_Records supplied_.
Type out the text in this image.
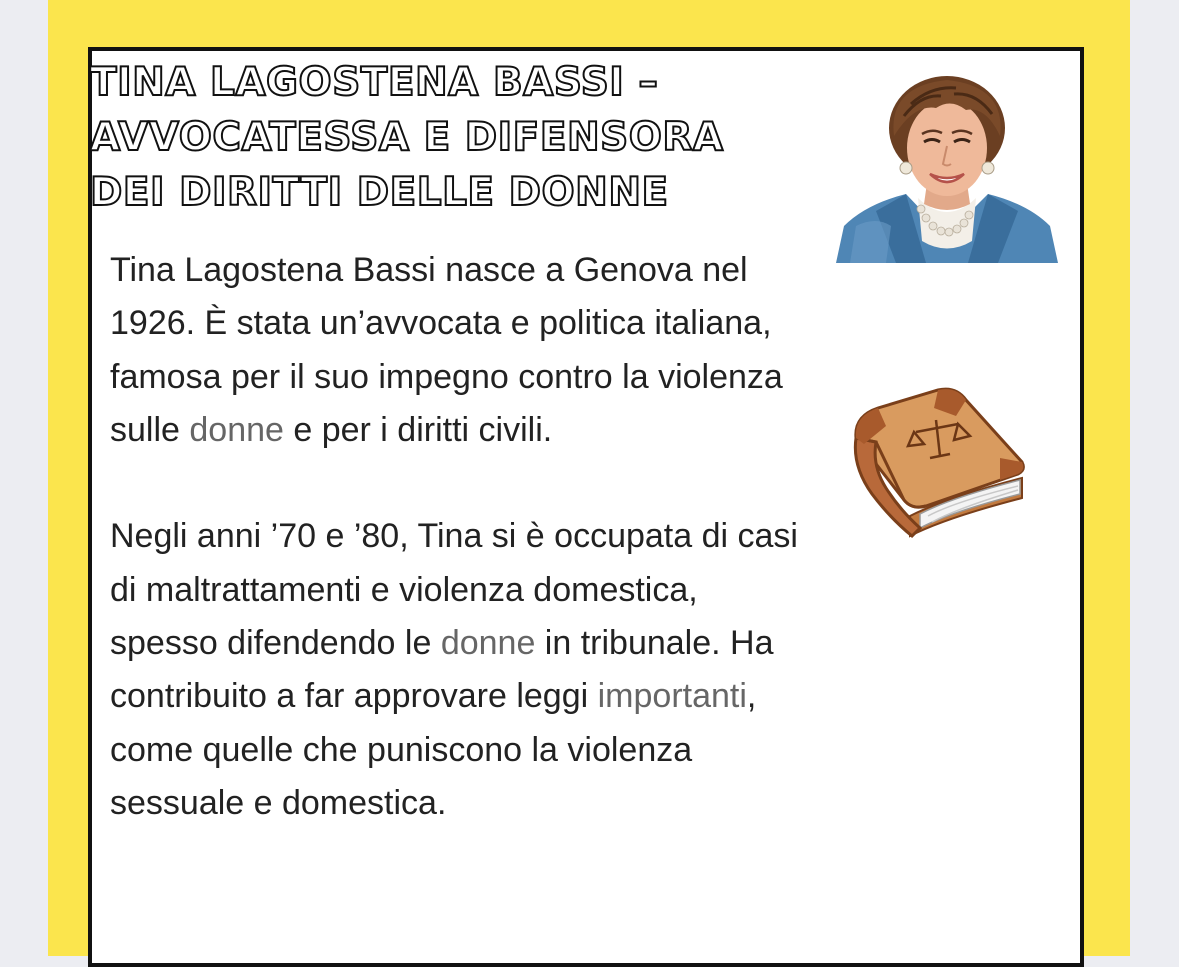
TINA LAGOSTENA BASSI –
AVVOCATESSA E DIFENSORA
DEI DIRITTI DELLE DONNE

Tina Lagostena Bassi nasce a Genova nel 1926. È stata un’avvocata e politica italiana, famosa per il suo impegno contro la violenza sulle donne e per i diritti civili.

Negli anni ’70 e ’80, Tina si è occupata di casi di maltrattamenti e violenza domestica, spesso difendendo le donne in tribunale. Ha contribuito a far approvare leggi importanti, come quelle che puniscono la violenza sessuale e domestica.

_Your objective_.
Give back every line exactly as it stands, pictures excluded.

_Result for this exercise_.
Type out the text in this image.
TINA LAGOSTENA BASSI –
AVVOCATESSA E DIFENSORA
DEI DIRITTI DELLE DONNE

Tina Lagostena Bassi nasce a Genova nel 1926. È stata un’avvocata e politica italiana, famosa per il suo impegno contro la violenza sulle donne e per i diritti civili.

Negli anni ’70 e ’80, Tina si è occupata di casi di maltrattamenti e violenza domestica, spesso difendendo le donne in tribunale. Ha contribuito a far approvare leggi importanti, come quelle che puniscono la violenza sessuale e domestica.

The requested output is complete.